Dataset items
════════════════

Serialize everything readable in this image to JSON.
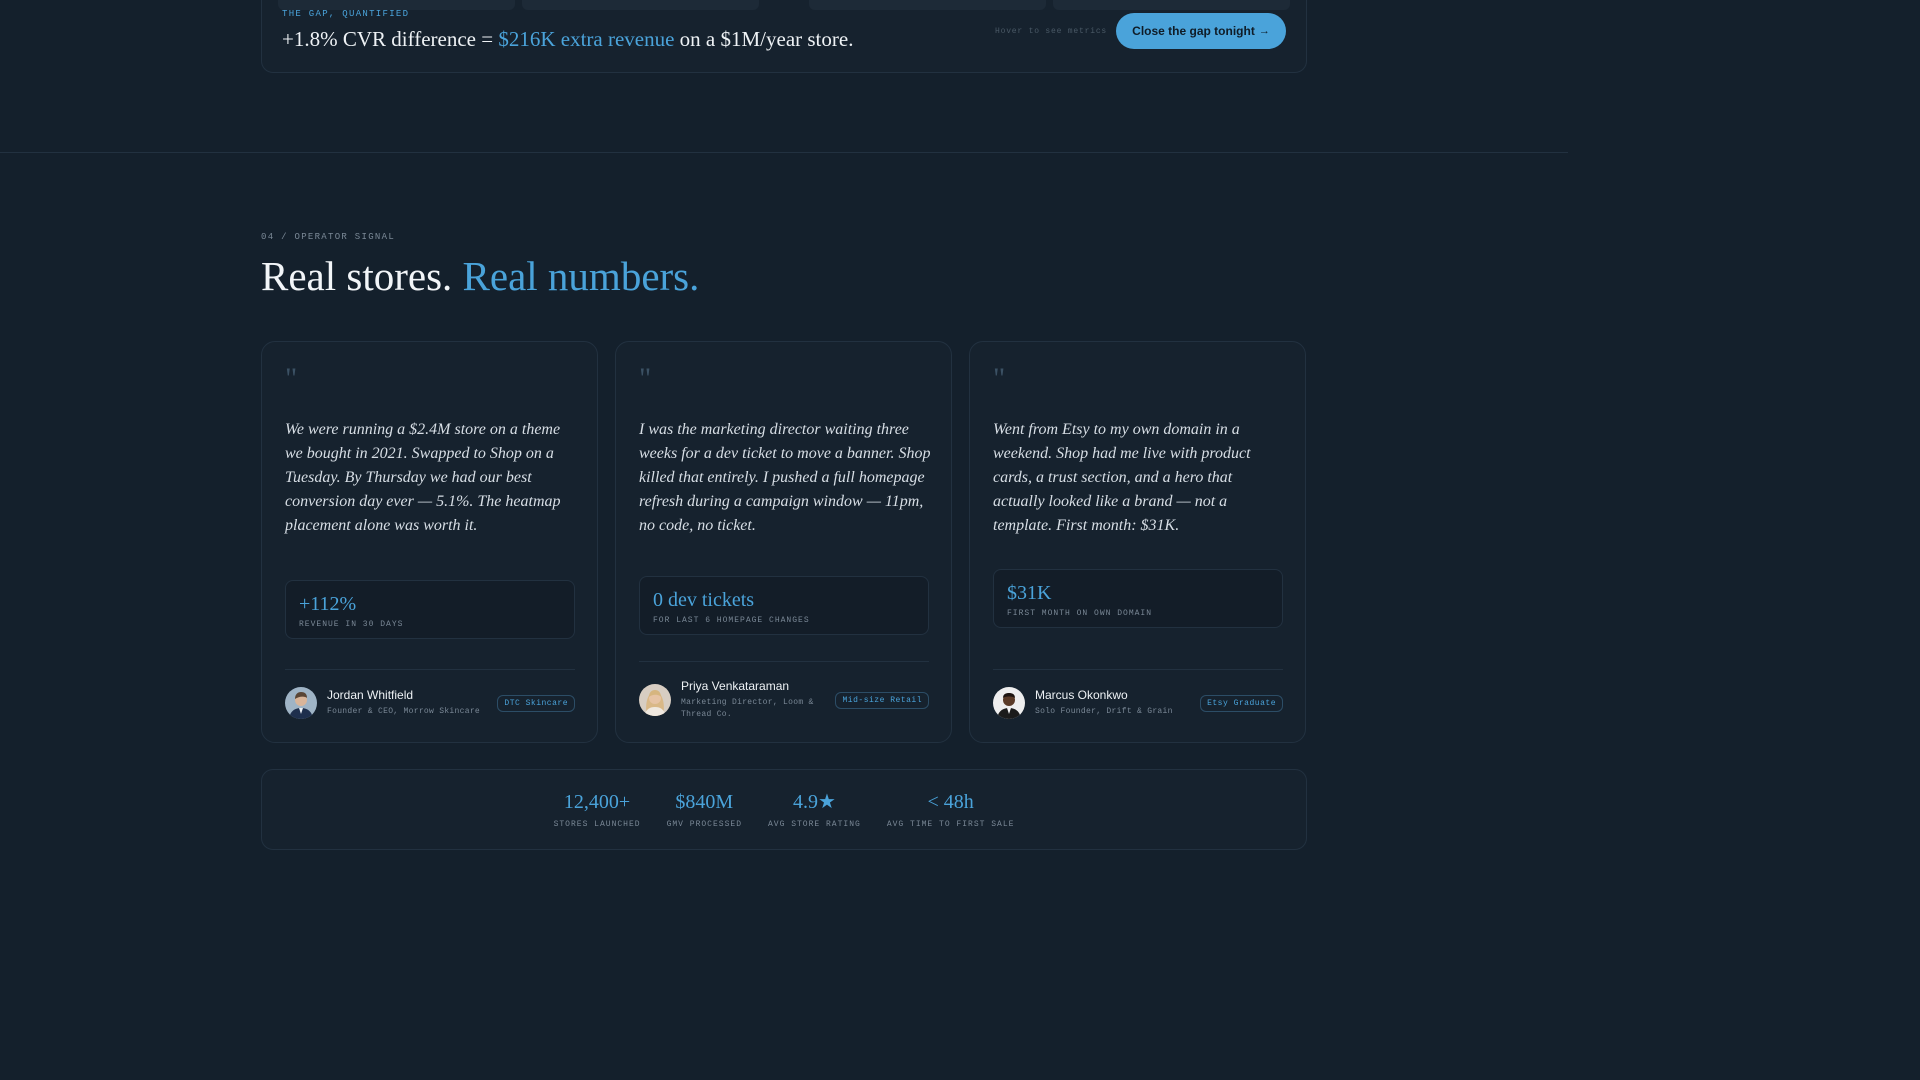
{
  "gap_banner": {
    "eyebrow": "THE GAP, QUANTIFIED",
    "headline_prefix": "+1.8% CVR difference = ",
    "headline_highlight": "$216K extra revenue",
    "headline_suffix": " on a $1M/year store.",
    "hover_hint": "Hover to see metrics",
    "cta_label": "Close the gap tonight",
    "cta_arrow": "→"
  },
  "section": {
    "eyebrow": "04 / OPERATOR SIGNAL",
    "title_plain": "Real stores. ",
    "title_highlight": "Real numbers."
  },
  "testimonials": [
    {
      "quote_mark": "\"",
      "quote": "We were running a $2.4M store on a theme we bought in 2021. Swapped to Shop on a Tuesday. By Thursday we had our best conversion day ever — 5.1%. The heatmap placement alone was worth it.",
      "metric_value": "+112%",
      "metric_label": "REVENUE IN 30 DAYS",
      "name": "Jordan Whitfield",
      "role": "Founder & CEO, Morrow Skincare",
      "tag": "DTC Skincare"
    },
    {
      "quote_mark": "\"",
      "quote": "I was the marketing director waiting three weeks for a dev ticket to move a banner. Shop killed that entirely. I pushed a full homepage refresh during a campaign window — 11pm, no code, no ticket.",
      "metric_value": "0 dev tickets",
      "metric_label": "FOR LAST 6 HOMEPAGE CHANGES",
      "name": "Priya Venkataraman",
      "role": "Marketing Director, Loom & Thread Co.",
      "tag": "Mid-size Retail"
    },
    {
      "quote_mark": "\"",
      "quote": "Went from Etsy to my own domain in a weekend. Shop had me live with product cards, a trust section, and a hero that actually looked like a brand — not a template. First month: $31K.",
      "metric_value": "$31K",
      "metric_label": "FIRST MONTH ON OWN DOMAIN",
      "name": "Marcus Okonkwo",
      "role": "Solo Founder, Drift & Grain",
      "tag": "Etsy Graduate"
    }
  ],
  "stats": [
    {
      "value": "12,400+",
      "label": "STORES LAUNCHED"
    },
    {
      "value": "$840M",
      "label": "GMV PROCESSED"
    },
    {
      "value": "4.9★",
      "label": "AVG STORE RATING"
    },
    {
      "value": "< 48h",
      "label": "AVG TIME TO FIRST SALE"
    }
  ],
  "colors": {
    "background": "#14202c",
    "accent": "#4aa3da",
    "card": "#16222e",
    "border": "#223140"
  }
}
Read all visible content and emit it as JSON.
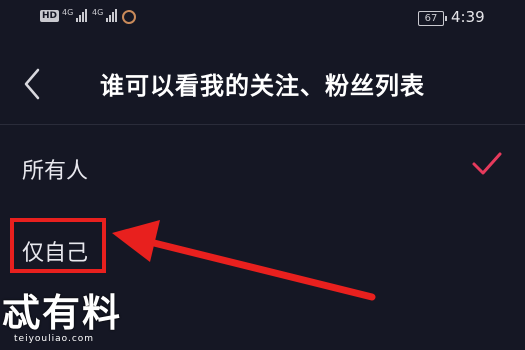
{
  "status_bar": {
    "hd_label": "HD",
    "network_1": "4G",
    "network_2": "4G",
    "battery": "67",
    "time": "4:39"
  },
  "header": {
    "title": "谁可以看我的关注、粉丝列表",
    "back_icon": "chevron-left-icon"
  },
  "options": [
    {
      "label": "所有人",
      "selected": true
    },
    {
      "label": "仅自己",
      "selected": false
    }
  ],
  "annotation": {
    "color": "#e8201e"
  },
  "watermark": {
    "text": "忒有料",
    "url": "teiyouliao.com"
  },
  "colors": {
    "background": "#151724",
    "accent_check": "#e63a5c",
    "annotation_red": "#e8201e"
  }
}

════════════════

YOUR OBJECTIVE:
Gather all lines from the listing above in which "Real" occurs.

SOLUTION TO THE PROBLEM:
    "title_plain": "Real stores. ",
    "title_highlight": "Real numbers."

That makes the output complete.